### THE PROBLEM:
Without the pictures, give the entries below again exactly as written.

### DATA SUPPLIED:
+-------+

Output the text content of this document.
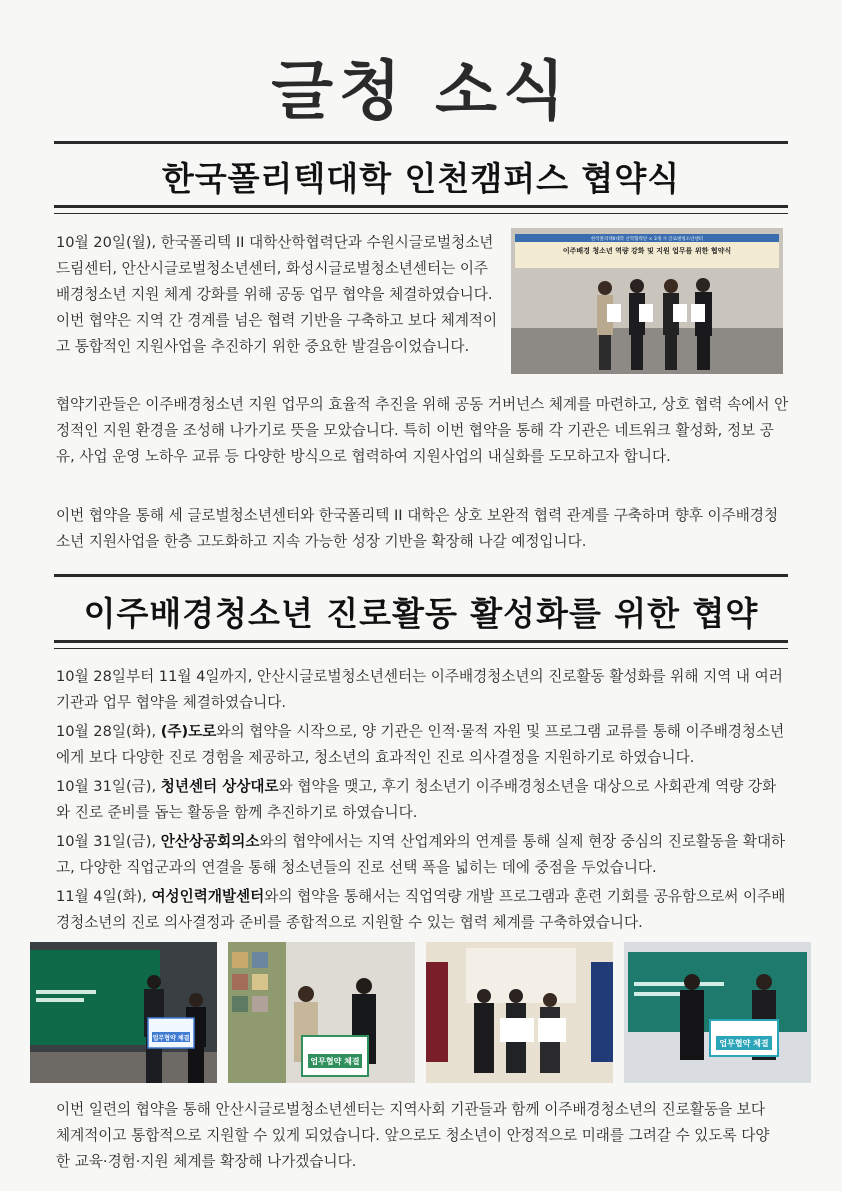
글청 소식
한국폴리텍대학 인천캠퍼스 협약식

10월 20일(월), 한국폴리텍 II 대학산학협력단과 수원시글로벌청소년드림센터, 안산시글로벌청소년센터, 화성시글로벌청소년센터는 이주배경청소년 지원 체계 강화를 위해 공동 업무 협약을 체결하였습니다. 이번 협약은 지역 간 경계를 넘은 협력 기반을 구축하고 보다 체계적이고 통합적인 지원사업을 추진하기 위한 중요한 발걸음이었습니다.

이주배경 청소년 역량 강화 및 지원 업무를 위한 협약식
한국폴리텍II대학 산학협력단 × 3개 시 글로벌청소년센터

협약기관들은 이주배경청소년 지원 업무의 효율적 추진을 위해 공동 거버넌스 체계를 마련하고, 상호 협력 속에서 안정적인 지원 환경을 조성해 나가기로 뜻을 모았습니다. 특히 이번 협약을 통해 각 기관은 네트워크 활성화, 정보 공유, 사업 운영 노하우 교류 등 다양한 방식으로 협력하여 지원사업의 내실화를 도모하고자 합니다.

이번 협약을 통해 세 글로벌청소년센터와 한국폴리텍 II 대학은 상호 보완적 협력 관계를 구축하며 향후 이주배경청소년 지원사업을 한층 고도화하고 지속 가능한 성장 기반을 확장해 나갈 예정입니다.

이주배경청소년 진로활동 활성화를 위한 협약

10월 28일부터 11월 4일까지, 안산시글로벌청소년센터는 이주배경청소년의 진로활동 활성화를 위해 지역 내 여러 기관과 업무 협약을 체결하였습니다.

10월 28일(화), (주)도로와의 협약을 시작으로, 양 기관은 인적·물적 자원 및 프로그램 교류를 통해 이주배경청소년에게 보다 다양한 진로 경험을 제공하고, 청소년의 효과적인 진로 의사결정을 지원하기로 하였습니다.

10월 31일(금), 청년센터 상상대로와 협약을 맺고, 후기 청소년기 이주배경청소년을 대상으로 사회관계 역량 강화와 진로 준비를 돕는 활동을 함께 추진하기로 하였습니다.

10월 31일(금), 안산상공회의소와의 협약에서는 지역 산업계와의 연계를 통해 실제 현장 중심의 진로활동을 확대하고, 다양한 직업군과의 연결을 통해 청소년들의 진로 선택 폭을 넓히는 데에 중점을 두었습니다.

11월 4일(화), 여성인력개발센터와의 협약을 통해서는 직업역량 개발 프로그램과 훈련 기회를 공유함으로써 이주배경청소년의 진로 의사결정과 준비를 종합적으로 지원할 수 있는 협력 체계를 구축하였습니다.

업무협약 체결
업무협약 체결
업무협약 체결

이번 일련의 협약을 통해 안산시글로벌청소년센터는 지역사회 기관들과 함께 이주배경청소년의 진로활동을 보다 체계적이고 통합적으로 지원할 수 있게 되었습니다. 앞으로도 청소년이 안정적으로 미래를 그려갈 수 있도록 다양한 교육·경험·지원 체계를 확장해 나가겠습니다.
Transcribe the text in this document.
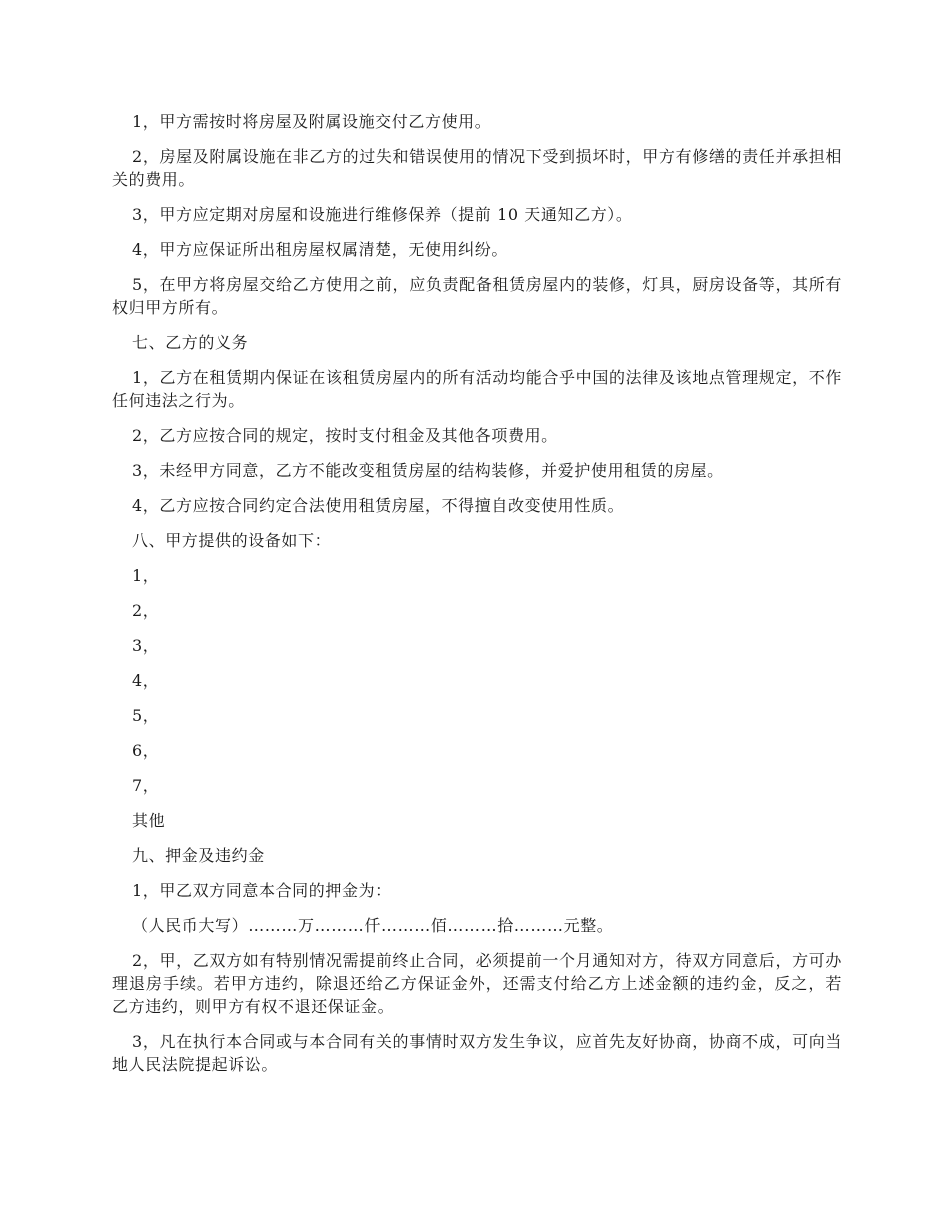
1，甲方需按时将房屋及附属设施交付乙方使用。

2，房屋及附属设施在非乙方的过失和错误使用的情况下受到损坏时，甲方有修缮的责任并承担相关的费用。

3，甲方应定期对房屋和设施进行维修保养（提前 10 天通知乙方）。

4，甲方应保证所出租房屋权属清楚，无使用纠纷。

5，在甲方将房屋交给乙方使用之前，应负责配备租赁房屋内的装修，灯具，厨房设备等，其所有权归甲方所有。

七、乙方的义务

1，乙方在租赁期内保证在该租赁房屋内的所有活动均能合乎中国的法律及该地点管理规定，不作任何违法之行为。

2，乙方应按合同的规定，按时支付租金及其他各项费用。

3，未经甲方同意，乙方不能改变租赁房屋的结构装修，并爱护使用租赁的房屋。

4，乙方应按合同约定合法使用租赁房屋，不得擅自改变使用性质。

八、甲方提供的设备如下：

1，

2，

3，

4，

5，

6，

7，

其他

九、押金及违约金

1，甲乙双方同意本合同的押金为：

（人民币大写）………万………仟………佰………拾………元整。

2，甲，乙双方如有特别情况需提前终止合同，必须提前一个月通知对方，待双方同意后，方可办理退房手续。若甲方违约，除退还给乙方保证金外，还需支付给乙方上述金额的违约金，反之，若乙方违约，则甲方有权不退还保证金。

3，凡在执行本合同或与本合同有关的事情时双方发生争议，应首先友好协商，协商不成，可向当地人民法院提起诉讼。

+-------+

### THE OUTPUT:
Output the text content of this document.
글청 소식
한국폴리텍대학 인천캠퍼스 협약식

10월 20일(월), 한국폴리텍 II 대학산학협력단과 수원시글로벌청소년드림센터, 안산시글로벌청소년센터, 화성시글로벌청소년센터는 이주배경청소년 지원 체계 강화를 위해 공동 업무 협약을 체결하였습니다. 이번 협약은 지역 간 경계를 넘은 협력 기반을 구축하고 보다 체계적이고 통합적인 지원사업을 추진하기 위한 중요한 발걸음이었습니다.

이주배경 청소년 역량 강화 및 지원 업무를 위한 협약식
한국폴리텍II대학 산학협력단 × 3개 시 글로벌청소년센터

협약기관들은 이주배경청소년 지원 업무의 효율적 추진을 위해 공동 거버넌스 체계를 마련하고, 상호 협력 속에서 안정적인 지원 환경을 조성해 나가기로 뜻을 모았습니다. 특히 이번 협약을 통해 각 기관은 네트워크 활성화, 정보 공유, 사업 운영 노하우 교류 등 다양한 방식으로 협력하여 지원사업의 내실화를 도모하고자 합니다.

이번 협약을 통해 세 글로벌청소년센터와 한국폴리텍 II 대학은 상호 보완적 협력 관계를 구축하며 향후 이주배경청소년 지원사업을 한층 고도화하고 지속 가능한 성장 기반을 확장해 나갈 예정입니다.

이주배경청소년 진로활동 활성화를 위한 협약

10월 28일부터 11월 4일까지, 안산시글로벌청소년센터는 이주배경청소년의 진로활동 활성화를 위해 지역 내 여러 기관과 업무 협약을 체결하였습니다.

10월 28일(화), (주)도로와의 협약을 시작으로, 양 기관은 인적·물적 자원 및 프로그램 교류를 통해 이주배경청소년에게 보다 다양한 진로 경험을 제공하고, 청소년의 효과적인 진로 의사결정을 지원하기로 하였습니다.

10월 31일(금), 청년센터 상상대로와 협약을 맺고, 후기 청소년기 이주배경청소년을 대상으로 사회관계 역량 강화와 진로 준비를 돕는 활동을 함께 추진하기로 하였습니다.

10월 31일(금), 안산상공회의소와의 협약에서는 지역 산업계와의 연계를 통해 실제 현장 중심의 진로활동을 확대하고, 다양한 직업군과의 연결을 통해 청소년들의 진로 선택 폭을 넓히는 데에 중점을 두었습니다.

11월 4일(화), 여성인력개발센터와의 협약을 통해서는 직업역량 개발 프로그램과 훈련 기회를 공유함으로써 이주배경청소년의 진로 의사결정과 준비를 종합적으로 지원할 수 있는 협력 체계를 구축하였습니다.

업무협약 체결
업무협약 체결
업무협약 체결

이번 일련의 협약을 통해 안산시글로벌청소년센터는 지역사회 기관들과 함께 이주배경청소년의 진로활동을 보다 체계적이고 통합적으로 지원할 수 있게 되었습니다. 앞으로도 청소년이 안정적으로 미래를 그려갈 수 있도록 다양한 교육·경험·지원 체계를 확장해 나가겠습니다.
Transcribe the text in this document.
1，甲方需按时将房屋及附属设施交付乙方使用。

2，房屋及附属设施在非乙方的过失和错误使用的情况下受到损坏时，甲方有修缮的责任并承担相关的费用。

3，甲方应定期对房屋和设施进行维修保养（提前 10 天通知乙方）。

4，甲方应保证所出租房屋权属清楚，无使用纠纷。

5，在甲方将房屋交给乙方使用之前，应负责配备租赁房屋内的装修，灯具，厨房设备等，其所有权归甲方所有。

七、乙方的义务

1，乙方在租赁期内保证在该租赁房屋内的所有活动均能合乎中国的法律及该地点管理规定，不作任何违法之行为。

2，乙方应按合同的规定，按时支付租金及其他各项费用。

3，未经甲方同意，乙方不能改变租赁房屋的结构装修，并爱护使用租赁的房屋。

4，乙方应按合同约定合法使用租赁房屋，不得擅自改变使用性质。

八、甲方提供的设备如下：

1，

2，

3，

4，

5，

6，

7，

其他

九、押金及违约金

1，甲乙双方同意本合同的押金为：

（人民币大写）………万………仟………佰………拾………元整。

2，甲，乙双方如有特别情况需提前终止合同，必须提前一个月通知对方，待双方同意后，方可办理退房手续。若甲方违约，除退还给乙方保证金外，还需支付给乙方上述金额的违约金，反之，若乙方违约，则甲方有权不退还保证金。

3，凡在执行本合同或与本合同有关的事情时双方发生争议，应首先友好协商，协商不成，可向当地人民法院提起诉讼。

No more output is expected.